Pick out the lines below that contain the string "groups" and copy them all.

| ROWS |
** start **

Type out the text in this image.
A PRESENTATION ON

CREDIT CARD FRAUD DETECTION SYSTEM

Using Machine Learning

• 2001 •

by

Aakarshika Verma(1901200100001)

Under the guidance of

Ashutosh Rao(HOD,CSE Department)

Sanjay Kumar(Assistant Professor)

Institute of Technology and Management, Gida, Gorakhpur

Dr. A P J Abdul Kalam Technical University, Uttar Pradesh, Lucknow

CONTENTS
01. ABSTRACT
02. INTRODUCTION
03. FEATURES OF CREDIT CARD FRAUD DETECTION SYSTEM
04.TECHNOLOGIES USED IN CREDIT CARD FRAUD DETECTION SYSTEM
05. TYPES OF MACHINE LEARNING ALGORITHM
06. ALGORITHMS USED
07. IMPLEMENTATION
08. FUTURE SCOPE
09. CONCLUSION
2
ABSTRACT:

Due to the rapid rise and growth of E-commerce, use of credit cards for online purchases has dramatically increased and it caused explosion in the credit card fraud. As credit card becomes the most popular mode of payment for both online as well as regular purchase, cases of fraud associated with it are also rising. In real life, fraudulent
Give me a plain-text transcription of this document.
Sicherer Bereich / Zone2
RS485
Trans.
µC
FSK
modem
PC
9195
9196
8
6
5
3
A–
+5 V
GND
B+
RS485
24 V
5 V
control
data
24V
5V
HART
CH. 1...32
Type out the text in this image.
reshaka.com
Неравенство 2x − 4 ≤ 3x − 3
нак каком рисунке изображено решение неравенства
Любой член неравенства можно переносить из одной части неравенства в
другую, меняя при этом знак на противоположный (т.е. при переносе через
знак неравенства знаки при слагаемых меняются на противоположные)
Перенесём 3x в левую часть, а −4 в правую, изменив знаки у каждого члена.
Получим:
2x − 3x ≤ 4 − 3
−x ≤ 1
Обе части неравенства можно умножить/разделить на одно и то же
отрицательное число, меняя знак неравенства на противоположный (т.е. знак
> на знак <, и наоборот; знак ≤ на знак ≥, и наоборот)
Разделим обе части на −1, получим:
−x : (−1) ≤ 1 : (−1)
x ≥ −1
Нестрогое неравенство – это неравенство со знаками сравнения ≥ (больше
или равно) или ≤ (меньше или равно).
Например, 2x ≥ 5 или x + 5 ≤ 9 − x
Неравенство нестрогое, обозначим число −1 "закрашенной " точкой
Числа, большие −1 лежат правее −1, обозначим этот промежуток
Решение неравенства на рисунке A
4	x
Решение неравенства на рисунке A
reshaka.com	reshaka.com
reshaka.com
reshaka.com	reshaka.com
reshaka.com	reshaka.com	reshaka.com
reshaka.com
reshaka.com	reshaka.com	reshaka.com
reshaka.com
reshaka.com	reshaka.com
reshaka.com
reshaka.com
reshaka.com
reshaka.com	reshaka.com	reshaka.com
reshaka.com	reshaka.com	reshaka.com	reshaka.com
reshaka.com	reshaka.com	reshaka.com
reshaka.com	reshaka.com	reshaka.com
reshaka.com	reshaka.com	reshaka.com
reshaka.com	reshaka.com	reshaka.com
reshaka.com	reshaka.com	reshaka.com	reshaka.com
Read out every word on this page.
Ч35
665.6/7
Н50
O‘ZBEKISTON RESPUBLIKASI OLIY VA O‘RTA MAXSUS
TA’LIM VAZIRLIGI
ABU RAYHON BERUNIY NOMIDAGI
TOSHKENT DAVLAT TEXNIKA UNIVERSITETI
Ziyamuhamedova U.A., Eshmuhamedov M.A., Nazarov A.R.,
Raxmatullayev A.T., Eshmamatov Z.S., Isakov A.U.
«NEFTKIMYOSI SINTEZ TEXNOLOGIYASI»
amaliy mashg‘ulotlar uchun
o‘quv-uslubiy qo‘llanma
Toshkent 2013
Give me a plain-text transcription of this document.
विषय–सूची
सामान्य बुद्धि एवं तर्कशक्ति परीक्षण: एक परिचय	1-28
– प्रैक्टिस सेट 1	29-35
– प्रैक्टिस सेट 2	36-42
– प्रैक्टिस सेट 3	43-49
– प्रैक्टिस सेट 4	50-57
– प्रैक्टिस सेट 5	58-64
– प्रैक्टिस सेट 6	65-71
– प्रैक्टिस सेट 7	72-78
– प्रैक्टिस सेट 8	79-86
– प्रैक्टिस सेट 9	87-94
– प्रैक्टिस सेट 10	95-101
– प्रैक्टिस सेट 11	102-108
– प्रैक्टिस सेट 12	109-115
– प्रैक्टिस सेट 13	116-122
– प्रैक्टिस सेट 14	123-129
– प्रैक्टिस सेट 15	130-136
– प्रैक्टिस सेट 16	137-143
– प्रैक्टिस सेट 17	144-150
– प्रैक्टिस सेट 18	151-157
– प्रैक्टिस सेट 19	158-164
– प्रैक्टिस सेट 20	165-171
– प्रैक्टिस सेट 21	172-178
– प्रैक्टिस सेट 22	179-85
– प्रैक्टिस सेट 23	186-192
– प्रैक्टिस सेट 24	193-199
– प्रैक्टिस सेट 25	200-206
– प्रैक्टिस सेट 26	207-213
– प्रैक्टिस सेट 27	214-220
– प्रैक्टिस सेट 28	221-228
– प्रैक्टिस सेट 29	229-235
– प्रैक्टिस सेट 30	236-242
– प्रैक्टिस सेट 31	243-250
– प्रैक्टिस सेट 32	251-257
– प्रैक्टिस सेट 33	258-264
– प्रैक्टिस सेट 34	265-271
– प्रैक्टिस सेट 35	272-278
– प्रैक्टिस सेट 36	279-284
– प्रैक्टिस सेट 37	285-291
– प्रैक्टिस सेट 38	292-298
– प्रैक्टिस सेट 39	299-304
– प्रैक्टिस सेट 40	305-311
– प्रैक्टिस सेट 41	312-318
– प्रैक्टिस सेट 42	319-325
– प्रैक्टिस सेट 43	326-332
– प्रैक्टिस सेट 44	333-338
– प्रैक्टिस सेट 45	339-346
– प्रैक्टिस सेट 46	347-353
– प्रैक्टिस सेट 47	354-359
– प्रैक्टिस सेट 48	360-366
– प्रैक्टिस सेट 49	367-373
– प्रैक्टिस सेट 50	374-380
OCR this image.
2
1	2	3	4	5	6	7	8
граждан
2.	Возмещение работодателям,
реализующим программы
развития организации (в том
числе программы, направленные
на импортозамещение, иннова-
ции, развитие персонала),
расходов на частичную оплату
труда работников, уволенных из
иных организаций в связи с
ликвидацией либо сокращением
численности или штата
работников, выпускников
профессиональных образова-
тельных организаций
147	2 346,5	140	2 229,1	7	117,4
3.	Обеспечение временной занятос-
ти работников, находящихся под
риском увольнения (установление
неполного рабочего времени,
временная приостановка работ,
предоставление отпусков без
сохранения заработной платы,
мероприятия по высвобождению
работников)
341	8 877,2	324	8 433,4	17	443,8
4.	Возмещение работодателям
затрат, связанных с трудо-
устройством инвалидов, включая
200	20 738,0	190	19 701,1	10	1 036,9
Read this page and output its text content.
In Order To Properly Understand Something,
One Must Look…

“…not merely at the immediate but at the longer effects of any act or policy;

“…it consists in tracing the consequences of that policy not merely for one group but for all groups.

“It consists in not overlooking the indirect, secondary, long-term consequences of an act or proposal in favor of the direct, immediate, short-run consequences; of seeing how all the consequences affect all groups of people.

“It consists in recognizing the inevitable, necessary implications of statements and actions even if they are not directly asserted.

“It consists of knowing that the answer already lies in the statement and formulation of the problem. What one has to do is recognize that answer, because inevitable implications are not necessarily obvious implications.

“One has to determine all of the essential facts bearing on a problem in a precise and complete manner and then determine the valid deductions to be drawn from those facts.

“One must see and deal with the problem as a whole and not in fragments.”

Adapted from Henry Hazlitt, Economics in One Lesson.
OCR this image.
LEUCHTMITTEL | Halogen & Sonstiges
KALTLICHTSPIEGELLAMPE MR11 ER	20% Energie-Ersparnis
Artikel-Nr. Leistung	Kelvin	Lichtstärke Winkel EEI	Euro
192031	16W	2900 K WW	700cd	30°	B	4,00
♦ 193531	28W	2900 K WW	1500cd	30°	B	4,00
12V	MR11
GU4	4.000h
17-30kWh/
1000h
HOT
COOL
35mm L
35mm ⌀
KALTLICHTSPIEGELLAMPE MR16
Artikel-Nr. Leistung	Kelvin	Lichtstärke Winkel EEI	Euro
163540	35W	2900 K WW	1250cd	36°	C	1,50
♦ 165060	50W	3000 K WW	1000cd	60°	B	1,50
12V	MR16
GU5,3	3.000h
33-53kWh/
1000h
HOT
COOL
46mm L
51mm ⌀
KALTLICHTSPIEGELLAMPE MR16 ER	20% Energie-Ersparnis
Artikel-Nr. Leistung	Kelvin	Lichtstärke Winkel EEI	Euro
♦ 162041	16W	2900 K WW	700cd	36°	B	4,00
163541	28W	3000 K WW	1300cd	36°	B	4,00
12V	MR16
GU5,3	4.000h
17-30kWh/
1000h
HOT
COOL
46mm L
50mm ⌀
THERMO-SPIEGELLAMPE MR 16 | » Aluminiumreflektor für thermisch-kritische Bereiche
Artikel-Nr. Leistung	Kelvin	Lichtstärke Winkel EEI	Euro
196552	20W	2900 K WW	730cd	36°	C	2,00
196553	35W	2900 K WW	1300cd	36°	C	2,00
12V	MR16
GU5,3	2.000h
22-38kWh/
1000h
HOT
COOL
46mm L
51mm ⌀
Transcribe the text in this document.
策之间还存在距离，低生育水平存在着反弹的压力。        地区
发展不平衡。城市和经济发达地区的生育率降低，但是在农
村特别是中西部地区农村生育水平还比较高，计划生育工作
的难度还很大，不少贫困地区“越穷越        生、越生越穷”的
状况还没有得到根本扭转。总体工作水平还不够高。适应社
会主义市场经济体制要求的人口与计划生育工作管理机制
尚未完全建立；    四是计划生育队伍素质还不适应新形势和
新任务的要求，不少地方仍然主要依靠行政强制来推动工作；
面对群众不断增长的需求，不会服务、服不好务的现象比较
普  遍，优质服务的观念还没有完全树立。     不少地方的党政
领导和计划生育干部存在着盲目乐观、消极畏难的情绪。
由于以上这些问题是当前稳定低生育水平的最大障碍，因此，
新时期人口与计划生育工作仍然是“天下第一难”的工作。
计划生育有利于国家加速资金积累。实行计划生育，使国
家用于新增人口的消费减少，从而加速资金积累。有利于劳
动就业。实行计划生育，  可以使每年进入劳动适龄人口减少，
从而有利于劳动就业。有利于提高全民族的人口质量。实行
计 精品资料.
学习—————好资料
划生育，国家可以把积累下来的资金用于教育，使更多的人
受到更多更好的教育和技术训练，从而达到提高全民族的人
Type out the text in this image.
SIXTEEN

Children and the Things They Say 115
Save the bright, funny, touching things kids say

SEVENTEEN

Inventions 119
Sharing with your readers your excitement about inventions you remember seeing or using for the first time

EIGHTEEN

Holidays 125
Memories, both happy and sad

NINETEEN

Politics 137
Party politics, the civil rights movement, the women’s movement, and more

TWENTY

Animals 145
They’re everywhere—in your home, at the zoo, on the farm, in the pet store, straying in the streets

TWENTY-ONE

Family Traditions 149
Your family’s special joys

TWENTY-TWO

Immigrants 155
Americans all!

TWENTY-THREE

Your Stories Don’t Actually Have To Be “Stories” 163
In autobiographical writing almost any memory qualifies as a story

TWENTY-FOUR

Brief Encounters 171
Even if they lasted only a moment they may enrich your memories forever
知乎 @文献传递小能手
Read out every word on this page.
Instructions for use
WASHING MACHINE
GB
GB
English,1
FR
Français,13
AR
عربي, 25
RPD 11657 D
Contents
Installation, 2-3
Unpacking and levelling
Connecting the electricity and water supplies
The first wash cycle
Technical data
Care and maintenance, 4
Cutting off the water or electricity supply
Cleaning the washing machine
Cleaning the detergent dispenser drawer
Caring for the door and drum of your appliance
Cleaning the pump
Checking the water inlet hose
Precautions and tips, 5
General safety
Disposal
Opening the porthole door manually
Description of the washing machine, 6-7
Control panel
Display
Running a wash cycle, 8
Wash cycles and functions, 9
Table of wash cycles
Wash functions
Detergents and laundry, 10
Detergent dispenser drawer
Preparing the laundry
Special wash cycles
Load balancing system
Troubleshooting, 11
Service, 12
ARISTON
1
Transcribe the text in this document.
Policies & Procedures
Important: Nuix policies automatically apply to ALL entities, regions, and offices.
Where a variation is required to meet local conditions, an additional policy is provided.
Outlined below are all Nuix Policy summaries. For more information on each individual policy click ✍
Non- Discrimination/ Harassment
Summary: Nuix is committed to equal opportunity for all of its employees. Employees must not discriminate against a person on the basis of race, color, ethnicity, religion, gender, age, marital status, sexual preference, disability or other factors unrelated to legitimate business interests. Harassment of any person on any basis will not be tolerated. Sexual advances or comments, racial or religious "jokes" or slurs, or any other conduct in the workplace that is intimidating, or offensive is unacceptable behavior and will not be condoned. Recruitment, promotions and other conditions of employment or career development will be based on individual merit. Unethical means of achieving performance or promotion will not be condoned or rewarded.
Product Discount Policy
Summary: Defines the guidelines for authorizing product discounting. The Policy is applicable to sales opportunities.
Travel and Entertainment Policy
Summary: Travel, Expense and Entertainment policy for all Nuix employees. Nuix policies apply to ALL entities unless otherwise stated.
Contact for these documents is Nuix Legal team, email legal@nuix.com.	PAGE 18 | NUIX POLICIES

** end **

| COMPLETED EXERCISE |
“…it consists in tracing the consequences of that policy not merely for one group but for all groups.
“It consists in not overlooking the indirect, secondary, long-term consequences of an act or proposal in favor of the direct, immediate, short-run consequences; of seeing how all the consequences affect all groups of people.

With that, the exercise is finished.